**Rows from a figure dataset**
——————————

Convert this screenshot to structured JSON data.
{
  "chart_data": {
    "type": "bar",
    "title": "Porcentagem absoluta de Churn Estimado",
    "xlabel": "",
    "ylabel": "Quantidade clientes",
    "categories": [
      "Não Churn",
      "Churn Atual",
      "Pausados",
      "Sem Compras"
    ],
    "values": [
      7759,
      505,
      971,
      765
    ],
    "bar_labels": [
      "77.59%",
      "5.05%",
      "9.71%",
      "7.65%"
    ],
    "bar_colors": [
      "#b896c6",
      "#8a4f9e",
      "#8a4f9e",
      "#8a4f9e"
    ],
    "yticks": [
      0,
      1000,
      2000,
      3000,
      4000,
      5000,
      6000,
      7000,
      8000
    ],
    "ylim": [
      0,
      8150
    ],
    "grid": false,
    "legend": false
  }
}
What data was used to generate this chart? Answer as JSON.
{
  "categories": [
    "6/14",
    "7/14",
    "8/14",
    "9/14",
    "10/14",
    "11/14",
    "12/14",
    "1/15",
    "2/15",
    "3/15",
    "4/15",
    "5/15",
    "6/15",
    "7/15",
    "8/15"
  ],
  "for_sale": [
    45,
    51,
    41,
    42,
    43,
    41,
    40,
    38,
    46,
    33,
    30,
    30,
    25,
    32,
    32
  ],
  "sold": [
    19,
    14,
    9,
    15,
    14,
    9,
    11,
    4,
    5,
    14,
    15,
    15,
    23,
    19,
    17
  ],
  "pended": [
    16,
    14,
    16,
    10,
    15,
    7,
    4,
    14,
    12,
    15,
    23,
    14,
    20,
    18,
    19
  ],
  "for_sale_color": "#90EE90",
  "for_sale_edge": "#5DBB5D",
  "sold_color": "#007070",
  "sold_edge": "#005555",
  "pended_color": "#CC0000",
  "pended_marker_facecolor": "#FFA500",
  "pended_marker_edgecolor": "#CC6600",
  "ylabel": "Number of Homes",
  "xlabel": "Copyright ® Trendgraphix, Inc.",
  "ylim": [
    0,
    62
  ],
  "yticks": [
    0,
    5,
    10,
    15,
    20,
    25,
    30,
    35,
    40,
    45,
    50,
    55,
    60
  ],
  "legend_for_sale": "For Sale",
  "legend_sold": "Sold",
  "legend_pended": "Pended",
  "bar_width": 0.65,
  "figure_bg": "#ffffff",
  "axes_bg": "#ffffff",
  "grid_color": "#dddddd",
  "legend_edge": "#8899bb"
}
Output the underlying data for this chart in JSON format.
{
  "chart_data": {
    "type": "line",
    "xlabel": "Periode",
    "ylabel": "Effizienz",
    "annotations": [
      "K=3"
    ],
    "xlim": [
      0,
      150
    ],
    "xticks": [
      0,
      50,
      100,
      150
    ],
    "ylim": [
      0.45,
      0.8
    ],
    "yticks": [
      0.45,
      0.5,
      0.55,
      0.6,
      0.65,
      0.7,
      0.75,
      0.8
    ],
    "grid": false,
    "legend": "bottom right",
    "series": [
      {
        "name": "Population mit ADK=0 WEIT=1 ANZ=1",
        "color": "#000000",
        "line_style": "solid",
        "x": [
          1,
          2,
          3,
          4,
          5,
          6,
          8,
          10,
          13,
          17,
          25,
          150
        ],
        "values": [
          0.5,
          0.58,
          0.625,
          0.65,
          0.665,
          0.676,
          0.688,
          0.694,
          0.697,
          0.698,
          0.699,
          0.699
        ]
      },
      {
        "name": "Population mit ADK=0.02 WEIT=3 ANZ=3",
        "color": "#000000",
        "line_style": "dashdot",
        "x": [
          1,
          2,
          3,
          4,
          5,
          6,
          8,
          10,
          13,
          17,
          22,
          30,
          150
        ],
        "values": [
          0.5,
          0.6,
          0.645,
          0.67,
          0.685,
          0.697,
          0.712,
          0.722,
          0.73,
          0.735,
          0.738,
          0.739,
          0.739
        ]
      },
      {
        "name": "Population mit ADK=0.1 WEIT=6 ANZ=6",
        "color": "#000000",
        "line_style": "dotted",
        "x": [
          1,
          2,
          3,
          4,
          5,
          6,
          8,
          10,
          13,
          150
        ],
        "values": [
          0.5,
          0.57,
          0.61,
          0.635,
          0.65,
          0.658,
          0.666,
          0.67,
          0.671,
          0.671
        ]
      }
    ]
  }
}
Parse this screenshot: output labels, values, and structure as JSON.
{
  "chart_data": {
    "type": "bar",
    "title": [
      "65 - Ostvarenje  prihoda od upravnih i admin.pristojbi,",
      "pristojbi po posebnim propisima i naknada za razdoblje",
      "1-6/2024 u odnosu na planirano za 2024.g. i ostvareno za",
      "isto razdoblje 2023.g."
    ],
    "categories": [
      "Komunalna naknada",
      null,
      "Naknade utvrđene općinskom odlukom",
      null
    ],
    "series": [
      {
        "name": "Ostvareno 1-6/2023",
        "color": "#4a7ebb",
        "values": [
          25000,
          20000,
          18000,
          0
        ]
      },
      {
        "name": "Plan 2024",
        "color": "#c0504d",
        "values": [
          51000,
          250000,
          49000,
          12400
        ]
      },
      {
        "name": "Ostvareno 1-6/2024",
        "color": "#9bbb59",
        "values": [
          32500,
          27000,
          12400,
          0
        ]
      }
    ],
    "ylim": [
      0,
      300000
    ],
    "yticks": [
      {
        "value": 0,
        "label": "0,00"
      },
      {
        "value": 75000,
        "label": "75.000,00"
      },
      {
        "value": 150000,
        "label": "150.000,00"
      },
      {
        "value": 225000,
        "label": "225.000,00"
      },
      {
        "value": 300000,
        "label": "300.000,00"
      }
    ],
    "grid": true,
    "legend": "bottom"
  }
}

——————————

**Work to do**
Repeat all the entries word for word.

**Final result**
Convert this screenshot to structured JSON data.
{
  "chart_data": {
    "type": "bar",
    "title": "Porcentagem absoluta de Churn Estimado",
    "xlabel": "",
    "ylabel": "Quantidade clientes",
    "categories": [
      "Não Churn",
      "Churn Atual",
      "Pausados",
      "Sem Compras"
    ],
    "values": [
      7759,
      505,
      971,
      765
    ],
    "bar_labels": [
      "77.59%",
      "5.05%",
      "9.71%",
      "7.65%"
    ],
    "bar_colors": [
      "#b896c6",
      "#8a4f9e",
      "#8a4f9e",
      "#8a4f9e"
    ],
    "yticks": [
      0,
      1000,
      2000,
      3000,
      4000,
      5000,
      6000,
      7000,
      8000
    ],
    "ylim": [
      0,
      8150
    ],
    "grid": false,
    "legend": false
  }
}
What data was used to generate this chart? Answer as JSON.
{
  "categories": [
    "6/14",
    "7/14",
    "8/14",
    "9/14",
    "10/14",
    "11/14",
    "12/14",
    "1/15",
    "2/15",
    "3/15",
    "4/15",
    "5/15",
    "6/15",
    "7/15",
    "8/15"
  ],
  "for_sale": [
    45,
    51,
    41,
    42,
    43,
    41,
    40,
    38,
    46,
    33,
    30,
    30,
    25,
    32,
    32
  ],
  "sold": [
    19,
    14,
    9,
    15,
    14,
    9,
    11,
    4,
    5,
    14,
    15,
    15,
    23,
    19,
    17
  ],
  "pended": [
    16,
    14,
    16,
    10,
    15,
    7,
    4,
    14,
    12,
    15,
    23,
    14,
    20,
    18,
    19
  ],
  "for_sale_color": "#90EE90",
  "for_sale_edge": "#5DBB5D",
  "sold_color": "#007070",
  "sold_edge": "#005555",
  "pended_color": "#CC0000",
  "pended_marker_facecolor": "#FFA500",
  "pended_marker_edgecolor": "#CC6600",
  "ylabel": "Number of Homes",
  "xlabel": "Copyright ® Trendgraphix, Inc.",
  "ylim": [
    0,
    62
  ],
  "yticks": [
    0,
    5,
    10,
    15,
    20,
    25,
    30,
    35,
    40,
    45,
    50,
    55,
    60
  ],
  "legend_for_sale": "For Sale",
  "legend_sold": "Sold",
  "legend_pended": "Pended",
  "bar_width": 0.65,
  "figure_bg": "#ffffff",
  "axes_bg": "#ffffff",
  "grid_color": "#dddddd",
  "legend_edge": "#8899bb"
}
Output the underlying data for this chart in JSON format.
{
  "chart_data": {
    "type": "line",
    "xlabel": "Periode",
    "ylabel": "Effizienz",
    "annotations": [
      "K=3"
    ],
    "xlim": [
      0,
      150
    ],
    "xticks": [
      0,
      50,
      100,
      150
    ],
    "ylim": [
      0.45,
      0.8
    ],
    "yticks": [
      0.45,
      0.5,
      0.55,
      0.6,
      0.65,
      0.7,
      0.75,
      0.8
    ],
    "grid": false,
    "legend": "bottom right",
    "series": [
      {
        "name": "Population mit ADK=0 WEIT=1 ANZ=1",
        "color": "#000000",
        "line_style": "solid",
        "x": [
          1,
          2,
          3,
          4,
          5,
          6,
          8,
          10,
          13,
          17,
          25,
          150
        ],
        "values": [
          0.5,
          0.58,
          0.625,
          0.65,
          0.665,
          0.676,
          0.688,
          0.694,
          0.697,
          0.698,
          0.699,
          0.699
        ]
      },
      {
        "name": "Population mit ADK=0.02 WEIT=3 ANZ=3",
        "color": "#000000",
        "line_style": "dashdot",
        "x": [
          1,
          2,
          3,
          4,
          5,
          6,
          8,
          10,
          13,
          17,
          22,
          30,
          150
        ],
        "values": [
          0.5,
          0.6,
          0.645,
          0.67,
          0.685,
          0.697,
          0.712,
          0.722,
          0.73,
          0.735,
          0.738,
          0.739,
          0.739
        ]
      },
      {
        "name": "Population mit ADK=0.1 WEIT=6 ANZ=6",
        "color": "#000000",
        "line_style": "dotted",
        "x": [
          1,
          2,
          3,
          4,
          5,
          6,
          8,
          10,
          13,
          150
        ],
        "values": [
          0.5,
          0.57,
          0.61,
          0.635,
          0.65,
          0.658,
          0.666,
          0.67,
          0.671,
          0.671
        ]
      }
    ]
  }
}
Parse this screenshot: output labels, values, and structure as JSON.
{
  "chart_data": {
    "type": "bar",
    "title": [
      "65 - Ostvarenje  prihoda od upravnih i admin.pristojbi,",
      "pristojbi po posebnim propisima i naknada za razdoblje",
      "1-6/2024 u odnosu na planirano za 2024.g. i ostvareno za",
      "isto razdoblje 2023.g."
    ],
    "categories": [
      "Komunalna naknada",
      null,
      "Naknade utvrđene općinskom odlukom",
      null
    ],
    "series": [
      {
        "name": "Ostvareno 1-6/2023",
        "color": "#4a7ebb",
        "values": [
          25000,
          20000,
          18000,
          0
        ]
      },
      {
        "name": "Plan 2024",
        "color": "#c0504d",
        "values": [
          51000,
          250000,
          49000,
          12400
        ]
      },
      {
        "name": "Ostvareno 1-6/2024",
        "color": "#9bbb59",
        "values": [
          32500,
          27000,
          12400,
          0
        ]
      }
    ],
    "ylim": [
      0,
      300000
    ],
    "yticks": [
      {
        "value": 0,
        "label": "0,00"
      },
      {
        "value": 75000,
        "label": "75.000,00"
      },
      {
        "value": 150000,
        "label": "150.000,00"
      },
      {
        "value": 225000,
        "label": "225.000,00"
      },
      {
        "value": 300000,
        "label": "300.000,00"
      }
    ],
    "grid": true,
    "legend": "bottom"
  }
}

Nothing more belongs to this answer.